Goal:
Narrow the data below down to the lines containing "with".

Records for the task:
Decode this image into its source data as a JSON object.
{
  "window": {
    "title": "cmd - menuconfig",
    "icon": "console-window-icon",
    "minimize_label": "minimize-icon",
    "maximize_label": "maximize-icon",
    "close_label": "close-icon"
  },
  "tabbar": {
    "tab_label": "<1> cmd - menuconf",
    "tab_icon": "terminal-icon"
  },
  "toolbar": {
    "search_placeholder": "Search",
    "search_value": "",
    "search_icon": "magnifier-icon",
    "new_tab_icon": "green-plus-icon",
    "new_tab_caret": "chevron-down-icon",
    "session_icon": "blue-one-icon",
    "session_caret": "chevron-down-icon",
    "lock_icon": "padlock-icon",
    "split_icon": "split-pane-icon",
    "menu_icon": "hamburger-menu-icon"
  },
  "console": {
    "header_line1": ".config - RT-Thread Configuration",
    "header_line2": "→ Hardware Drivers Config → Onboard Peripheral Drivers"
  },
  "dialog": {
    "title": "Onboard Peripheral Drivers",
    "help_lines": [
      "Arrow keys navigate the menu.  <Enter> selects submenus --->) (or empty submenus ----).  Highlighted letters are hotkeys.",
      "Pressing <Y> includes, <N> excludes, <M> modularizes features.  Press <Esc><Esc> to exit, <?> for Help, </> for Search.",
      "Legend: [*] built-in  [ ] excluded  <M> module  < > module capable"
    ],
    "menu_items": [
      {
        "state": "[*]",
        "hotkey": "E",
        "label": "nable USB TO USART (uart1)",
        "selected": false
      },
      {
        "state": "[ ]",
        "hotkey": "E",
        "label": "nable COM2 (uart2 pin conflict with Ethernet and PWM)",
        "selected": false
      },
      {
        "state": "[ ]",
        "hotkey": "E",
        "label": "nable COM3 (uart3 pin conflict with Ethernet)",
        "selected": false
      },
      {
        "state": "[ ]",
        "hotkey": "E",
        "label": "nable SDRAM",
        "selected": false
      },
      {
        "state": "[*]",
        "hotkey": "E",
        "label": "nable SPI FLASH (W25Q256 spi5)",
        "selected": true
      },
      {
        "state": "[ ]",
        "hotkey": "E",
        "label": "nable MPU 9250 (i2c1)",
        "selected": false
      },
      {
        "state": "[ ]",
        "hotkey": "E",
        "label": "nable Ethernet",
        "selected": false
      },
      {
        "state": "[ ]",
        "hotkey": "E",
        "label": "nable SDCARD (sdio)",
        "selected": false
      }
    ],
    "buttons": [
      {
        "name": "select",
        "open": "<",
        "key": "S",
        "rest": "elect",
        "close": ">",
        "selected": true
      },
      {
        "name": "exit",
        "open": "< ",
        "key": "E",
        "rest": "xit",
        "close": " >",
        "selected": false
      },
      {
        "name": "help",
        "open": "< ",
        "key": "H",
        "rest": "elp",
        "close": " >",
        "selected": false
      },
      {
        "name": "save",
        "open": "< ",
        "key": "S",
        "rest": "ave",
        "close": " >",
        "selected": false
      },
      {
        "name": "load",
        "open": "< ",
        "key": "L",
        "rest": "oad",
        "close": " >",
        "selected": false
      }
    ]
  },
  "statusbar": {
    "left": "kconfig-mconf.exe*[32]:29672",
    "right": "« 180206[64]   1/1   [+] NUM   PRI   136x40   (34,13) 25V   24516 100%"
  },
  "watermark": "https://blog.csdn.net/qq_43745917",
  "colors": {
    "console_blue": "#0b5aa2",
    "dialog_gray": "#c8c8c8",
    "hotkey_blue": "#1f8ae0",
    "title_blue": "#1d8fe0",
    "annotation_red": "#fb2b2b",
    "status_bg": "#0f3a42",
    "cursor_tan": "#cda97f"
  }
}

Correct answer:
        "label": "nable COM2 (uart2 pin conflict with Ethernet and PWM)",
        "label": "nable COM3 (uart3 pin conflict with Ethernet)",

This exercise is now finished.